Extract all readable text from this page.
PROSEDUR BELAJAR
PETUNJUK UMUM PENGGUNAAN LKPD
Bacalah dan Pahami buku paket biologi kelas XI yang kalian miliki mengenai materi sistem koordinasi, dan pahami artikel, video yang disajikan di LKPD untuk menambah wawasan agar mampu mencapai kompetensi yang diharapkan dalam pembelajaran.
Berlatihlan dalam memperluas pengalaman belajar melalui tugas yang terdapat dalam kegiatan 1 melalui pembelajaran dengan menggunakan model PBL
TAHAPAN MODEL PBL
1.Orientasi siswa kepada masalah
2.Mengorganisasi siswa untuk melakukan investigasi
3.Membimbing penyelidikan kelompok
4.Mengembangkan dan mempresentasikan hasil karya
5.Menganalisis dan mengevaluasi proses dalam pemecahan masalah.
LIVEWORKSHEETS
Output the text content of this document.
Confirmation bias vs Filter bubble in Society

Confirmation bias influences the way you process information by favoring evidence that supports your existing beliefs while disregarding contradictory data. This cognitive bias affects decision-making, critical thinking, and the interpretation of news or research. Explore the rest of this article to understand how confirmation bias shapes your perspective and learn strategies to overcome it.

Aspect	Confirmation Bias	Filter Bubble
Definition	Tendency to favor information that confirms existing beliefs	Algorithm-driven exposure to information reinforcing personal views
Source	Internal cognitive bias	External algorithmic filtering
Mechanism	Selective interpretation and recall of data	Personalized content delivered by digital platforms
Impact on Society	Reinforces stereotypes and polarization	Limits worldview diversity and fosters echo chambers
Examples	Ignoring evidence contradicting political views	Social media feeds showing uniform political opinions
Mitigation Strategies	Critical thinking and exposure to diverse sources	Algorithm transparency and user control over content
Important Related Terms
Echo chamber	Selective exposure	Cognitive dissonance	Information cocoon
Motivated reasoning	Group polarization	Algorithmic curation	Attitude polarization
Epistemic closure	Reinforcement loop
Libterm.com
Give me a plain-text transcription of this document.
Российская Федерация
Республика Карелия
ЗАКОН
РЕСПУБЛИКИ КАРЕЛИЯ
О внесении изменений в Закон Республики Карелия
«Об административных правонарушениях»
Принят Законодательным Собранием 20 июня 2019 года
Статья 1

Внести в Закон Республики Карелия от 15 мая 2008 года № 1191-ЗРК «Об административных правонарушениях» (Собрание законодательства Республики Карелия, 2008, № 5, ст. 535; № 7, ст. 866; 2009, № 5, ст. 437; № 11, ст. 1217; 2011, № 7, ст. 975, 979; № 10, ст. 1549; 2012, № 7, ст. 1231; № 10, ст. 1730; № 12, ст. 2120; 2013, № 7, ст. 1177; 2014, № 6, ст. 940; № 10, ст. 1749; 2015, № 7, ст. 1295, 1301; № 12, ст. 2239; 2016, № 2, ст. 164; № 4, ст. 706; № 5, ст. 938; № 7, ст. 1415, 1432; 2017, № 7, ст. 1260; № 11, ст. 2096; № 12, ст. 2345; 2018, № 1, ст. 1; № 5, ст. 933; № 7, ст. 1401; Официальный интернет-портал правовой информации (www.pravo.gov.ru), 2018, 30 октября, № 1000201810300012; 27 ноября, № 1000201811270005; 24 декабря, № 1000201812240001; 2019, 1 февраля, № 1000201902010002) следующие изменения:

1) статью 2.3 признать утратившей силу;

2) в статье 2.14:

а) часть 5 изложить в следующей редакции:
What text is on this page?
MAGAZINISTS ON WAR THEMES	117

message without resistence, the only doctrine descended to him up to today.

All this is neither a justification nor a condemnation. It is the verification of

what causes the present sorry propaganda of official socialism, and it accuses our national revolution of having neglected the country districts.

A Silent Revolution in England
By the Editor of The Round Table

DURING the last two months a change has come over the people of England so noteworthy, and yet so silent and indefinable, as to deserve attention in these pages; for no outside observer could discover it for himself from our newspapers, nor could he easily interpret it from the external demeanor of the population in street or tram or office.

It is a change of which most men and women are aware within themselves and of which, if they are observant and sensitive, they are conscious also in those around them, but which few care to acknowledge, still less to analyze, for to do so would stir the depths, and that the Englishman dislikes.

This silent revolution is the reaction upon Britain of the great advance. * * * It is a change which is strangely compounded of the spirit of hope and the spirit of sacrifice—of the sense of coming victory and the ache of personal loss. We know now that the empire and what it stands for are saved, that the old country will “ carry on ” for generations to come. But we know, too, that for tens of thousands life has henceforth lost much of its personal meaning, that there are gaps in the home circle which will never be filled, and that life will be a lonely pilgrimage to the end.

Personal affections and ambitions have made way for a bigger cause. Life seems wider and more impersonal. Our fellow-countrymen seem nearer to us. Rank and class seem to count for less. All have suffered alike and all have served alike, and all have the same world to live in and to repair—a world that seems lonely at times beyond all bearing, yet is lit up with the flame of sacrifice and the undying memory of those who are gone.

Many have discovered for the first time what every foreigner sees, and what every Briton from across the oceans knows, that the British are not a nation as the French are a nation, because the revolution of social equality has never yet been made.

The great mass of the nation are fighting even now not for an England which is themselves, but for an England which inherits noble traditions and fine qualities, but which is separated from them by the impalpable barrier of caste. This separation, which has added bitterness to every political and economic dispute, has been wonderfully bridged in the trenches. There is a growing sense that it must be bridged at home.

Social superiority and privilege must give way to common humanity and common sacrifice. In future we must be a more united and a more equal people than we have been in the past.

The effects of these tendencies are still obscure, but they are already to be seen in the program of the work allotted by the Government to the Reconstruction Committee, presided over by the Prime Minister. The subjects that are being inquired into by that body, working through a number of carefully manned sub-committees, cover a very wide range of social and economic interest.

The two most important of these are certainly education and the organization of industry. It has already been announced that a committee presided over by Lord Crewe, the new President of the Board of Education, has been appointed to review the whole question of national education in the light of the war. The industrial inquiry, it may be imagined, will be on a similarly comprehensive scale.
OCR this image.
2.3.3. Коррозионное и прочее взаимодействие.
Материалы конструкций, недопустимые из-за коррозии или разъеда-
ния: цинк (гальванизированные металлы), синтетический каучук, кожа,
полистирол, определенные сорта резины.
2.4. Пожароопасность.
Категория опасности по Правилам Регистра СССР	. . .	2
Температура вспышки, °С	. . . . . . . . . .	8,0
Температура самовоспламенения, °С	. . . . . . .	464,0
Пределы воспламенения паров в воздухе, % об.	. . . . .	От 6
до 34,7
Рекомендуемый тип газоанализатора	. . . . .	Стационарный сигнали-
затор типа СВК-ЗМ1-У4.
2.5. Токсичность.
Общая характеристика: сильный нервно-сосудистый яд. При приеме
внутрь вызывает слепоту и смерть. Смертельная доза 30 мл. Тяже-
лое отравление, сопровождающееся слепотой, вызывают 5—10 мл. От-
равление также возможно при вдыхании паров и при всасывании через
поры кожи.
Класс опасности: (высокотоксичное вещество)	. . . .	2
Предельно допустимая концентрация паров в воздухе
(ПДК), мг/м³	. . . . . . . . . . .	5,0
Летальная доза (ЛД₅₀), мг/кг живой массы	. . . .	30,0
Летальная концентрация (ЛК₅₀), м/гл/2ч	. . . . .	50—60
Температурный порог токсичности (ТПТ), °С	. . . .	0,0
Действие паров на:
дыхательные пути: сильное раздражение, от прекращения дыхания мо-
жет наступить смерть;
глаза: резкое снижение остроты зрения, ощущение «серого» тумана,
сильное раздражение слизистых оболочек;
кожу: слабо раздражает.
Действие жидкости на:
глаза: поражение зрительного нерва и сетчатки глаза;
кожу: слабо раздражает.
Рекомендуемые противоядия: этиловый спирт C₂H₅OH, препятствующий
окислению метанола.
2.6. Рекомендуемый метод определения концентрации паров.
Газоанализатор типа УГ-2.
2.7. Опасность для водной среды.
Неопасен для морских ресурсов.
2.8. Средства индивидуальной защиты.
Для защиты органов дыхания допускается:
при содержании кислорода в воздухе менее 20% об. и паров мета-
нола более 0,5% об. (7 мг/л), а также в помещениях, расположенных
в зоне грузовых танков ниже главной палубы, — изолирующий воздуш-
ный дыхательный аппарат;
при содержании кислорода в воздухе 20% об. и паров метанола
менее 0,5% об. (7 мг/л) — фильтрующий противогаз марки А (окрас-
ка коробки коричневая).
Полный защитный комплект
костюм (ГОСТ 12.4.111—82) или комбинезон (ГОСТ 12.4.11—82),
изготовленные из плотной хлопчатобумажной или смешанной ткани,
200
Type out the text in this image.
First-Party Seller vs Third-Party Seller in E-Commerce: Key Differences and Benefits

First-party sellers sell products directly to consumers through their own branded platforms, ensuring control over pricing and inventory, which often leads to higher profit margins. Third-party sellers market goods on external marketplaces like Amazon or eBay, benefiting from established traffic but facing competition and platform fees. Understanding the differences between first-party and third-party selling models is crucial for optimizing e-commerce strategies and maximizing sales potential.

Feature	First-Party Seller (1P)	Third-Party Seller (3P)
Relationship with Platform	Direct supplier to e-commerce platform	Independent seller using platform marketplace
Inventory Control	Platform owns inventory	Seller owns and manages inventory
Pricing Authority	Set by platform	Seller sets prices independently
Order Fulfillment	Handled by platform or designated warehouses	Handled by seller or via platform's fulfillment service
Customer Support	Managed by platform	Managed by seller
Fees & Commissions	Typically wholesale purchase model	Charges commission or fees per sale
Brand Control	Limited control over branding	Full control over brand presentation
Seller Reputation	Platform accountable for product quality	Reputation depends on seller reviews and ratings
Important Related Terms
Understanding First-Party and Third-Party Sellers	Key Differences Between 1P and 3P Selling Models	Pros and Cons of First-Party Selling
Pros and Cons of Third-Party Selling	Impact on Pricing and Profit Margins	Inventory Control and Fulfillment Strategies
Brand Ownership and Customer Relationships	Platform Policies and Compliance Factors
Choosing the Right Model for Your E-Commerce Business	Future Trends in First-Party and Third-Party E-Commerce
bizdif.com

## Exercise description
Write out every line of the listing that holds the word "кислорода".

## Result of the task
при содержании кислорода в воздухе менее 20% об. и паров мета-
при содержании кислорода в воздухе 20% об. и паров метанола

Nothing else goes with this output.